### Task to carry out
Rewrite the material from its first line through the line containing "151 764 206</box>", substituting "timestamp" for "notification-time" and leaving everything else unchanged.

═════ Stored data

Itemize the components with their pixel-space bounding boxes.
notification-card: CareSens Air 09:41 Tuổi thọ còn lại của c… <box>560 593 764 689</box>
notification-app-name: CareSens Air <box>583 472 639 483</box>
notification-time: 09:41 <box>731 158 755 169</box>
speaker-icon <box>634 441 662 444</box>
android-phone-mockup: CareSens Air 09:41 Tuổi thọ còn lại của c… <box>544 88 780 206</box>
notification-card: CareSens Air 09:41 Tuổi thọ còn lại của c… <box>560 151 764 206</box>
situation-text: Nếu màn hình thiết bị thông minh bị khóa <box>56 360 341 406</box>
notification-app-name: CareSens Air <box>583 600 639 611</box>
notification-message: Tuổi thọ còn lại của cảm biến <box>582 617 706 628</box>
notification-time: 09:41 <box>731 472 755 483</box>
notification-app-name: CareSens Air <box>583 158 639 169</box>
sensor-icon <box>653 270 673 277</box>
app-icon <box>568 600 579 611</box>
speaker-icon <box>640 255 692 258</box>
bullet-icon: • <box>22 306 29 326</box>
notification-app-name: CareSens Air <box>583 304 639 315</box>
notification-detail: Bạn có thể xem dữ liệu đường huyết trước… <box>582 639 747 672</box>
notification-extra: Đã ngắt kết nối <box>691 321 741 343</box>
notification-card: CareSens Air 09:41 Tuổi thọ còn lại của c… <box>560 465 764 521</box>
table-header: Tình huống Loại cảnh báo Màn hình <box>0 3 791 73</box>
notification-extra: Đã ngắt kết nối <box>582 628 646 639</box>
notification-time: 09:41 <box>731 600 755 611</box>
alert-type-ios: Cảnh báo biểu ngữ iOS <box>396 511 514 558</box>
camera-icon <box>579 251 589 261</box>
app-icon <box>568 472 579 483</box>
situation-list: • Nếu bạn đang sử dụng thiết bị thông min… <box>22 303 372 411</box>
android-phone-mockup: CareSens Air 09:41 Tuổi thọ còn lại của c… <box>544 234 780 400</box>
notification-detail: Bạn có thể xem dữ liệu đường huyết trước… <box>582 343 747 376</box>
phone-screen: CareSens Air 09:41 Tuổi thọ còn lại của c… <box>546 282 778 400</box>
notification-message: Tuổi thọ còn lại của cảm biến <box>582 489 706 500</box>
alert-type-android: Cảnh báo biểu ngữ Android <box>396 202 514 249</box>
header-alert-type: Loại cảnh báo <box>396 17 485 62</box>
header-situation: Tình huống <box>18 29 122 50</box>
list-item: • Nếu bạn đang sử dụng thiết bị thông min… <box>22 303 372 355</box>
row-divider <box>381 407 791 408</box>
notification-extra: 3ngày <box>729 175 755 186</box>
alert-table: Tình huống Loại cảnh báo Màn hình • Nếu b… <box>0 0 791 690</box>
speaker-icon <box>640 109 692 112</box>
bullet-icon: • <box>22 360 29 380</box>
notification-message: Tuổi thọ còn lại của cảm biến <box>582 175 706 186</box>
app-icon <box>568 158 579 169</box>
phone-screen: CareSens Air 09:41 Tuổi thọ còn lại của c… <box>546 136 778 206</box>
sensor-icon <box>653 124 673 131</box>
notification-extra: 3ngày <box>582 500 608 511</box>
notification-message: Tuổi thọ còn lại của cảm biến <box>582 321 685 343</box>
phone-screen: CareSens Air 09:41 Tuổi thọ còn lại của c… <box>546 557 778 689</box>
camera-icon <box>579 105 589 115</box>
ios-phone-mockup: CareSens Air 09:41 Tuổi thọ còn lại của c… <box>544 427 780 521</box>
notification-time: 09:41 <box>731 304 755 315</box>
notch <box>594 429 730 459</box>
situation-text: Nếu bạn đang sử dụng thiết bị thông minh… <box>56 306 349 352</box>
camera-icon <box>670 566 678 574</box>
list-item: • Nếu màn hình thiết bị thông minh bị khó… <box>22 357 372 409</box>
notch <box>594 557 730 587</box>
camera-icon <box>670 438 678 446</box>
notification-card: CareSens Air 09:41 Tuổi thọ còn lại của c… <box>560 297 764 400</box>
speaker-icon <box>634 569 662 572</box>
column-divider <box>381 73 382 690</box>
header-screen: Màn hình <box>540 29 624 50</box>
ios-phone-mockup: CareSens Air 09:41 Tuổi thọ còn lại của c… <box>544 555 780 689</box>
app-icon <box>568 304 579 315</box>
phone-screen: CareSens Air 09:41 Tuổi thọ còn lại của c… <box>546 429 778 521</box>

══════════

### Result for this task
Itemize the components with their pixel-space bounding boxes.
notification-card: CareSens Air 09:41 Tuổi thọ còn lại của c… <box>560 593 764 689</box>
notification-app-name: CareSens Air <box>583 472 639 483</box>
timestamp: 09:41 <box>731 158 755 169</box>
speaker-icon <box>634 441 662 444</box>
android-phone-mockup: CareSens Air 09:41 Tuổi thọ còn lại của c… <box>544 88 780 206</box>
notification-card: CareSens Air 09:41 Tuổi thọ còn lại của c… <box>560 151 764 206</box>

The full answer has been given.